> [TASK DIRECTIONS] Leave out the images and repeat the listing below without a single change.

> [RECORDS FOR THE EXERCISE]
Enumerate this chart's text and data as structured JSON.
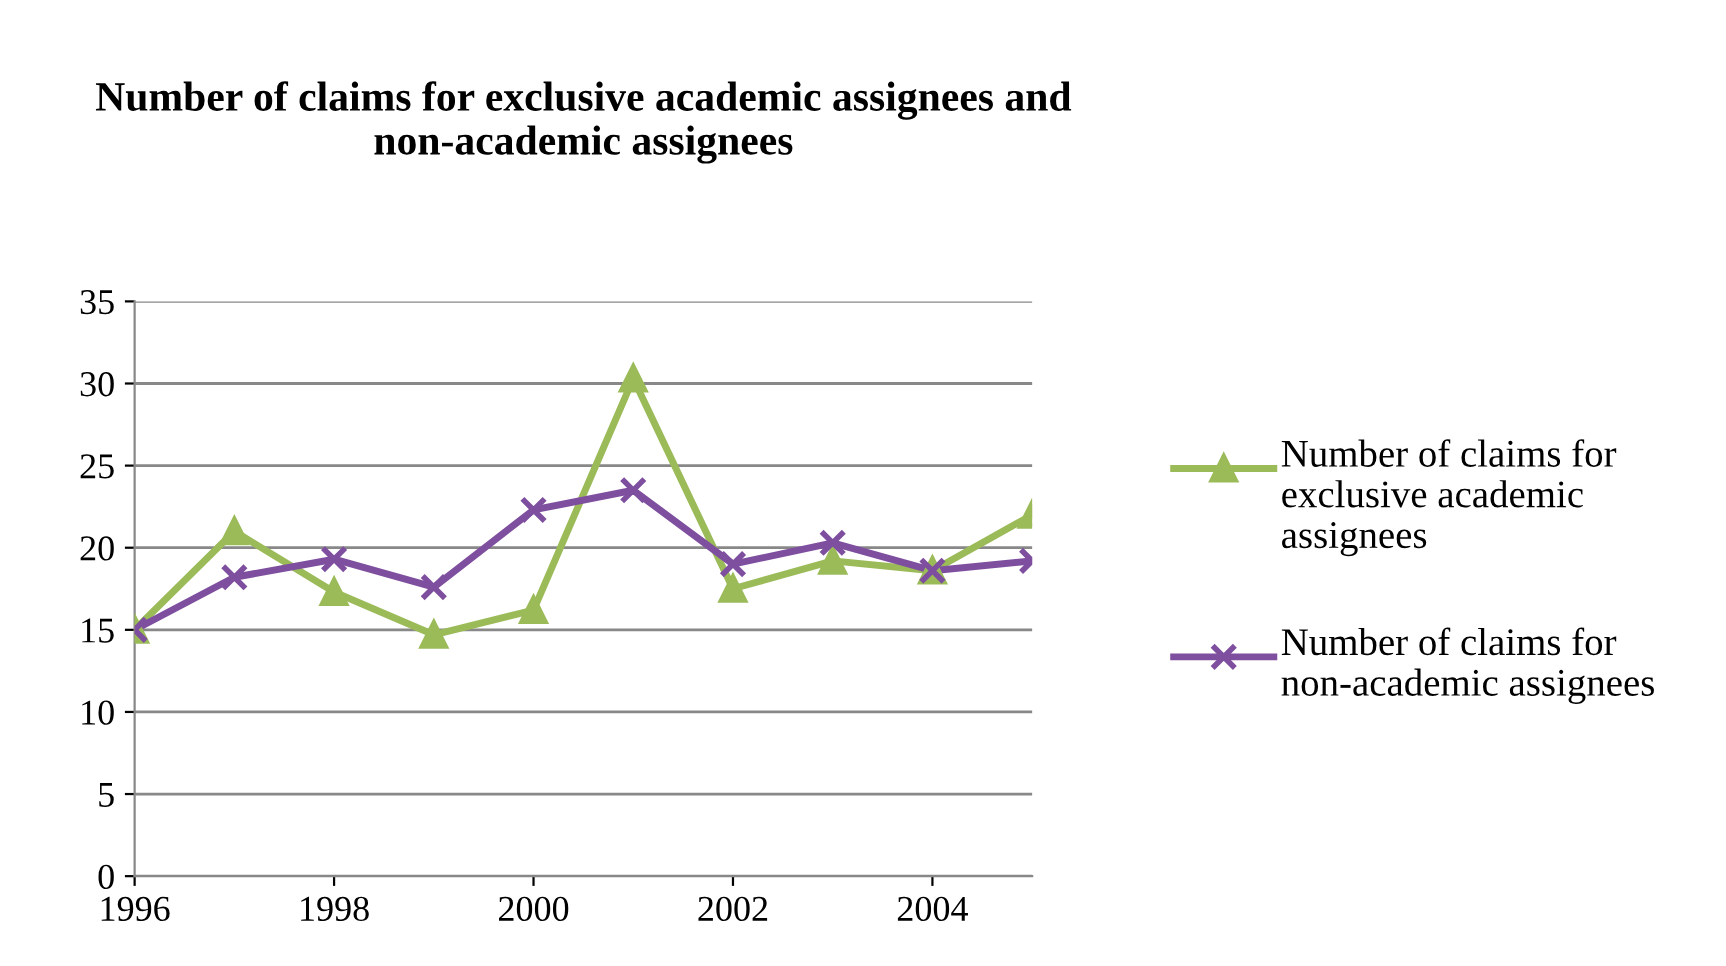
{
  "chart_data": {
    "type": "line",
    "title": "Number of claims for exclusive academic assignees and non-academic assignees",
    "x": [
      1996,
      1997,
      1998,
      1999,
      2000,
      2001,
      2002,
      2003,
      2004,
      2005
    ],
    "series": [
      {
        "name": "Number of claims for exclusive academic assignees",
        "color": "#9bbb59",
        "marker": "triangle",
        "values": [
          15,
          21,
          17.3,
          14.7,
          16.2,
          30.3,
          17.5,
          19.2,
          18.6,
          22
        ]
      },
      {
        "name": "Number of claims for non-academic assignees",
        "color": "#7f4f9f",
        "marker": "cross",
        "values": [
          15,
          18.2,
          19.3,
          17.6,
          22.3,
          23.5,
          19,
          20.3,
          18.6,
          19.2
        ]
      }
    ],
    "xlim": [
      1996,
      2005
    ],
    "xticks": [
      1996,
      1998,
      2000,
      2002,
      2004
    ],
    "ylim": [
      0,
      35
    ],
    "yticks": [
      0,
      5,
      10,
      15,
      20,
      25,
      30,
      35
    ],
    "grid": "y",
    "legend": "right",
    "line_style": "solid"
  }
}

> [COMPLETED TASK]
Enumerate this chart's text and data as structured JSON.
{
  "chart_data": {
    "type": "line",
    "title": "Number of claims for exclusive academic assignees and non-academic assignees",
    "x": [
      1996,
      1997,
      1998,
      1999,
      2000,
      2001,
      2002,
      2003,
      2004,
      2005
    ],
    "series": [
      {
        "name": "Number of claims for exclusive academic assignees",
        "color": "#9bbb59",
        "marker": "triangle",
        "values": [
          15,
          21,
          17.3,
          14.7,
          16.2,
          30.3,
          17.5,
          19.2,
          18.6,
          22
        ]
      },
      {
        "name": "Number of claims for non-academic assignees",
        "color": "#7f4f9f",
        "marker": "cross",
        "values": [
          15,
          18.2,
          19.3,
          17.6,
          22.3,
          23.5,
          19,
          20.3,
          18.6,
          19.2
        ]
      }
    ],
    "xlim": [
      1996,
      2005
    ],
    "xticks": [
      1996,
      1998,
      2000,
      2002,
      2004
    ],
    "ylim": [
      0,
      35
    ],
    "yticks": [
      0,
      5,
      10,
      15,
      20,
      25,
      30,
      35
    ],
    "grid": "y",
    "legend": "right",
    "line_style": "solid"
  }
}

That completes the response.